══ STORED ROWS

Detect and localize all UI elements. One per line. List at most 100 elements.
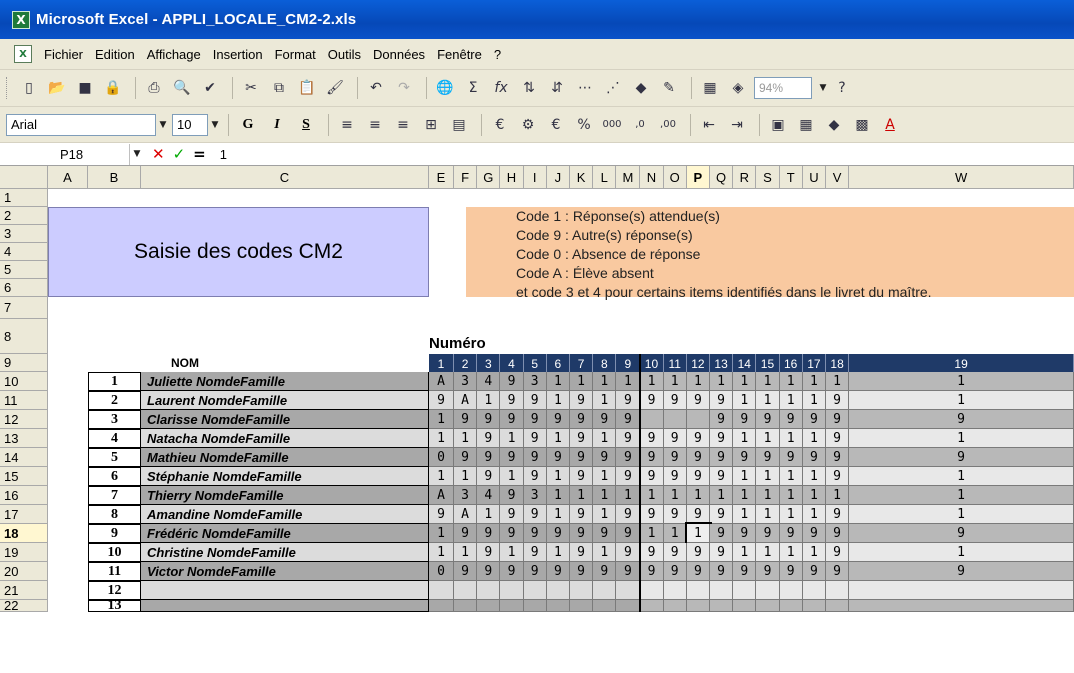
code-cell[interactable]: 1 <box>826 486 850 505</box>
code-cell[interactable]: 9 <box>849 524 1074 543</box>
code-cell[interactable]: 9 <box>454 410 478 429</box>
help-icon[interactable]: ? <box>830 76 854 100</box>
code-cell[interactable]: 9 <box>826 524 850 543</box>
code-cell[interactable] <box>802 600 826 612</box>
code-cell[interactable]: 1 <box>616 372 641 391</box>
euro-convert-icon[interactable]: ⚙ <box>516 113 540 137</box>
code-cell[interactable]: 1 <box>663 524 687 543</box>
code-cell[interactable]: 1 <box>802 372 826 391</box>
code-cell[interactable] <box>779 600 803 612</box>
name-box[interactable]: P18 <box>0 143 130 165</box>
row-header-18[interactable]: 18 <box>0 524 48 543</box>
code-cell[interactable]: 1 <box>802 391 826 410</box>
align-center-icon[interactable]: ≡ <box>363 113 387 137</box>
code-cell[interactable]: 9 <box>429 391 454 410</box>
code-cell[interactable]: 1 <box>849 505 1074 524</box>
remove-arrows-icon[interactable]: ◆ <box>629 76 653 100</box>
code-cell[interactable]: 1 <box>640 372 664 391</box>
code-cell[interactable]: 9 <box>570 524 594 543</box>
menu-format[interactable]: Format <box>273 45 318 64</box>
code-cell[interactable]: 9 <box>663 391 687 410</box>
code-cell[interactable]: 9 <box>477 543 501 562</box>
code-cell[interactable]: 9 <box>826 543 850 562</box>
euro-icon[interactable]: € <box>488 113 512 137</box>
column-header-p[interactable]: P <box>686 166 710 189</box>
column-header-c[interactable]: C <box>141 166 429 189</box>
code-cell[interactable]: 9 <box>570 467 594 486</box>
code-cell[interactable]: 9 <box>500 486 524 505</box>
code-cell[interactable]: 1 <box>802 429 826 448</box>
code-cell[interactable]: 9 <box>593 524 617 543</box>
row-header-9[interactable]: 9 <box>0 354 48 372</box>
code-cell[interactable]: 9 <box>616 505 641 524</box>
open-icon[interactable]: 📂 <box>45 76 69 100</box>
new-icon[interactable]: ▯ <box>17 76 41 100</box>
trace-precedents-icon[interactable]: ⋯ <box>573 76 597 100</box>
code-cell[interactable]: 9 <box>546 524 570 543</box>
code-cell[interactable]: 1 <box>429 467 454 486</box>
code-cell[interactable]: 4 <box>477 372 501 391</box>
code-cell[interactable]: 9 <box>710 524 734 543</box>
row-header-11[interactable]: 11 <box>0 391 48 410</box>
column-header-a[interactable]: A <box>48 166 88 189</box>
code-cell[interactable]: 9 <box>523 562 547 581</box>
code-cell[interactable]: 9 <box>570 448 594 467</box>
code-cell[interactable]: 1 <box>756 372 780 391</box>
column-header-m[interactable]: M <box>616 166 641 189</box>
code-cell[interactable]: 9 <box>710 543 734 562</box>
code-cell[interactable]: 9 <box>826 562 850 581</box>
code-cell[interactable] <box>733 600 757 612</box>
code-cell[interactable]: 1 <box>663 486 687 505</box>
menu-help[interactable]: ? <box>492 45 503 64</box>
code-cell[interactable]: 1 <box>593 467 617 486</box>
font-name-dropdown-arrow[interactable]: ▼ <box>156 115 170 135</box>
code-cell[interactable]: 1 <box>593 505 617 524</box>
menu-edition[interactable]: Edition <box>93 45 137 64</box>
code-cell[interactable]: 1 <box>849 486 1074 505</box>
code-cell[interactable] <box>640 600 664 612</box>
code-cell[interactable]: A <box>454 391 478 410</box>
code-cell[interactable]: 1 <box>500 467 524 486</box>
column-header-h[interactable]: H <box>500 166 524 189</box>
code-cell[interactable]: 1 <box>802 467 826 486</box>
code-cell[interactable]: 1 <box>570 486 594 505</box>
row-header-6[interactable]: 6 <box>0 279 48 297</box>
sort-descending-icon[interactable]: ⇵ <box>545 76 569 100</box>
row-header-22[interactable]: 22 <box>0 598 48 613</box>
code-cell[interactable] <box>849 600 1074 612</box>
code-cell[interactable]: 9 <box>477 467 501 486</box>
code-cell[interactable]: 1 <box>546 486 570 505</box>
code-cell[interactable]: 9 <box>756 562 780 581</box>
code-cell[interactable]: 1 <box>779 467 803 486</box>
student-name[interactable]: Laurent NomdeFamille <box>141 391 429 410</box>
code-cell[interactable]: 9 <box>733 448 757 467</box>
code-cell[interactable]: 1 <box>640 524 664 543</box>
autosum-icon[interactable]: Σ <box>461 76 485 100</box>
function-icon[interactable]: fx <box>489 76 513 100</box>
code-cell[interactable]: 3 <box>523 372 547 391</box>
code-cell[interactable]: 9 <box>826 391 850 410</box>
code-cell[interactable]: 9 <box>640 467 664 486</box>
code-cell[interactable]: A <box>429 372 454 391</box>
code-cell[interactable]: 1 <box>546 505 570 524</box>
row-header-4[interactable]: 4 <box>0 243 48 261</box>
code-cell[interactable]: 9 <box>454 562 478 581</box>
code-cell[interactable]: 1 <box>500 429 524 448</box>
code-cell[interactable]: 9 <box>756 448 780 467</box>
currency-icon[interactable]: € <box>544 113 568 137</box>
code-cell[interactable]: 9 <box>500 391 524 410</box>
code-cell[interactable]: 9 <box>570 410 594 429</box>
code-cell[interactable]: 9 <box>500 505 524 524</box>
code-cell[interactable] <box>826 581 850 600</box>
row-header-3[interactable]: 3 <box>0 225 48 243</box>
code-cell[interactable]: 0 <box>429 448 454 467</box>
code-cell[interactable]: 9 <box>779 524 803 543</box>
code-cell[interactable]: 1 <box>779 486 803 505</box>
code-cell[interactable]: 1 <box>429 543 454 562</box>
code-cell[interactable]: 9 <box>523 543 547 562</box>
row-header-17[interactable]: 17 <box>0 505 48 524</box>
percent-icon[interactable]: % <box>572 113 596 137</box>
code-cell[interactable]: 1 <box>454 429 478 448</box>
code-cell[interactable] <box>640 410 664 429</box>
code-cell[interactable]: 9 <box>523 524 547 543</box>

════
══ STORED ROWS

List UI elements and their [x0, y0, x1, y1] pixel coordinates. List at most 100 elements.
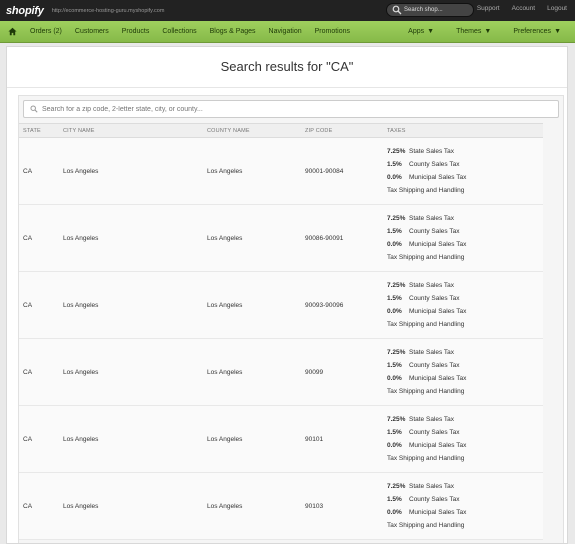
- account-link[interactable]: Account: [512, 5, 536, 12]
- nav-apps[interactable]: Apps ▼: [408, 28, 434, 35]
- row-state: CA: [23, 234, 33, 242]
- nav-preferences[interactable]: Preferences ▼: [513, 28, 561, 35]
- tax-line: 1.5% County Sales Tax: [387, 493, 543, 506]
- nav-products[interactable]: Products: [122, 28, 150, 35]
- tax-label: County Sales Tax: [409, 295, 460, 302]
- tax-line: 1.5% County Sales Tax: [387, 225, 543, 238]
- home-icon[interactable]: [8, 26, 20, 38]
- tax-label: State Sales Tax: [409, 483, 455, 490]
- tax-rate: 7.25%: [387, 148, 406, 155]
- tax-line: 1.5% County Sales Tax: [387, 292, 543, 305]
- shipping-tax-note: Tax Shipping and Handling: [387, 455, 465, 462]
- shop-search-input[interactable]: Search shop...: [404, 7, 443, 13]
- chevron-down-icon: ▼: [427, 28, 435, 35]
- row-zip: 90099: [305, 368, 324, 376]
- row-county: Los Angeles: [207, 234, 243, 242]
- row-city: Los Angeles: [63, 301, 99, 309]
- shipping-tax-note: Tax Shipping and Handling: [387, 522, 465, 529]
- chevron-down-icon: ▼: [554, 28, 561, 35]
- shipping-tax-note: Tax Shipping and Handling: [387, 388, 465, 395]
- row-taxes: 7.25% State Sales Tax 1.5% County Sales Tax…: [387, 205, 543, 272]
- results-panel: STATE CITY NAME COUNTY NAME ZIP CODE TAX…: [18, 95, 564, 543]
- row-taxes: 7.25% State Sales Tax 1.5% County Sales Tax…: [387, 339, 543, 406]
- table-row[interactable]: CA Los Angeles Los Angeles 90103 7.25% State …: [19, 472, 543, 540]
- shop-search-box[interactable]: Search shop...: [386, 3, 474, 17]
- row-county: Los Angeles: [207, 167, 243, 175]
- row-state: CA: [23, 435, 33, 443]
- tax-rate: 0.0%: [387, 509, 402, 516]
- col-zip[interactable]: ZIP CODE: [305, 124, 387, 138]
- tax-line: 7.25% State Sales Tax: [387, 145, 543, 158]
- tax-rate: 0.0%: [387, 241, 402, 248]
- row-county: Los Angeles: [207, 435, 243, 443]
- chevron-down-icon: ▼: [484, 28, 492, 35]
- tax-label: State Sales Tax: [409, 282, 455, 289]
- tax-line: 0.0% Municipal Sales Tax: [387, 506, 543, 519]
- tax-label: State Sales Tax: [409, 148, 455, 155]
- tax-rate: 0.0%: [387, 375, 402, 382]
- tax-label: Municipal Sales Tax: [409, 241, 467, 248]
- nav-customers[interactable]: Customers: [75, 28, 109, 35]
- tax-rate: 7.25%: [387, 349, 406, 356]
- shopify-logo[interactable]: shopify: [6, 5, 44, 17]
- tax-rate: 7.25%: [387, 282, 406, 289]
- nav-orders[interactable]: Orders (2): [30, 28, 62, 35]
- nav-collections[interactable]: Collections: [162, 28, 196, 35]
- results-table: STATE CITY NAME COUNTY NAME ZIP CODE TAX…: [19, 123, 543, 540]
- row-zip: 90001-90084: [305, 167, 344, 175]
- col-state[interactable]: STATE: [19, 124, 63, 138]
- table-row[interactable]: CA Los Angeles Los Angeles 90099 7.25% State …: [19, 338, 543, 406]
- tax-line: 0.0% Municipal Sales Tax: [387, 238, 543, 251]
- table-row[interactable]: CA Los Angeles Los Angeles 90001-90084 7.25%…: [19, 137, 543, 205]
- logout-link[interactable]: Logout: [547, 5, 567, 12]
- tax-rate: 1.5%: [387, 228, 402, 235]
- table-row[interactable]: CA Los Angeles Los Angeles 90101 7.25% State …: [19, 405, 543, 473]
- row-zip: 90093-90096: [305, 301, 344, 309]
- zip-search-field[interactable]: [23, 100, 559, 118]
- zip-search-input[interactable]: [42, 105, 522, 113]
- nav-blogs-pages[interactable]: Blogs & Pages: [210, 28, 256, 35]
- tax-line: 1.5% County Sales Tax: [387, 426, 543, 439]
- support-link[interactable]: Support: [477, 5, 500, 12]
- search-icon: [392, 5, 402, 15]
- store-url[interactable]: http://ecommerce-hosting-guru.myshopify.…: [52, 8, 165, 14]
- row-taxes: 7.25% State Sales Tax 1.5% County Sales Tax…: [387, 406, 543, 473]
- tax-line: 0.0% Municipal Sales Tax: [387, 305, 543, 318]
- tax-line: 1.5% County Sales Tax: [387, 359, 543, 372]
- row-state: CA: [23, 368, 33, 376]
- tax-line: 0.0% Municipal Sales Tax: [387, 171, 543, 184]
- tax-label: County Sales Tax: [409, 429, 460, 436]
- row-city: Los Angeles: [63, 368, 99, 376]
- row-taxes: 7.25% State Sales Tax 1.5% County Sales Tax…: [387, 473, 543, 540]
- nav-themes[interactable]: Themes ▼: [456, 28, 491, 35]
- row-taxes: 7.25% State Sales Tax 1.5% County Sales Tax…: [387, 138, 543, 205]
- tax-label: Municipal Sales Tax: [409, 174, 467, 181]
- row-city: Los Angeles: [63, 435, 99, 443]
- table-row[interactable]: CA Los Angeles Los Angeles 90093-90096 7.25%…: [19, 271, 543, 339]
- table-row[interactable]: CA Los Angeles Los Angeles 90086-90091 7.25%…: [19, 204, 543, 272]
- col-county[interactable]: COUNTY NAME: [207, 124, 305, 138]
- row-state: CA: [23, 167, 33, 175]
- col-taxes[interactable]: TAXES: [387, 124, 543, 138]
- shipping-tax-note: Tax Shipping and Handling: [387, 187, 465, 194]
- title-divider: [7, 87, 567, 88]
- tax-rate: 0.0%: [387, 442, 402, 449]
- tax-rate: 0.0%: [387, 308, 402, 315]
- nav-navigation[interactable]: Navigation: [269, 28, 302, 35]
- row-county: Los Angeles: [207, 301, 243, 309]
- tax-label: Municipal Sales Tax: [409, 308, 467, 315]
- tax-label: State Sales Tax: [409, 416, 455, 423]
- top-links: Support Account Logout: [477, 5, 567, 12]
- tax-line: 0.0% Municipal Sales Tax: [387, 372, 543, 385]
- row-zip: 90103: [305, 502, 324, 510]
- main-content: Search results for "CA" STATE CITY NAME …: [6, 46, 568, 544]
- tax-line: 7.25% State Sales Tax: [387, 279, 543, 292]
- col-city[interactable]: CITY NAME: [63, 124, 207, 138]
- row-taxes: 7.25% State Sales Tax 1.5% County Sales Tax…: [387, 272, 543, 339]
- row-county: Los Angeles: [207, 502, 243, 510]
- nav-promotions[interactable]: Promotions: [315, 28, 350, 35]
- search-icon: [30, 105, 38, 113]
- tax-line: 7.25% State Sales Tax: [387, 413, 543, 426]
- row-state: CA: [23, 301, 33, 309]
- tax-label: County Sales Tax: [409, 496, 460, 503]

════

**WRITTEN INSTRUCTION:** Update the part that opens with the line containing "code-cell[interactable]: 1 <box>826" and closes with the line containing "code-cell[interactable]: 9 <box>826 524", changing "code-cell" to "data-cell" and leaving everything else as it is. Return only those lines.

**RESPONSE:**
data-cell[interactable]: 1 <box>826 486 850 505</box>
data-cell[interactable]: 9 <box>849 524 1074 543</box>
data-cell[interactable]: 9 <box>454 410 478 429</box>
help-icon[interactable]: ? <box>830 76 854 100</box>
data-cell[interactable]: 9 <box>826 524 850 543</box>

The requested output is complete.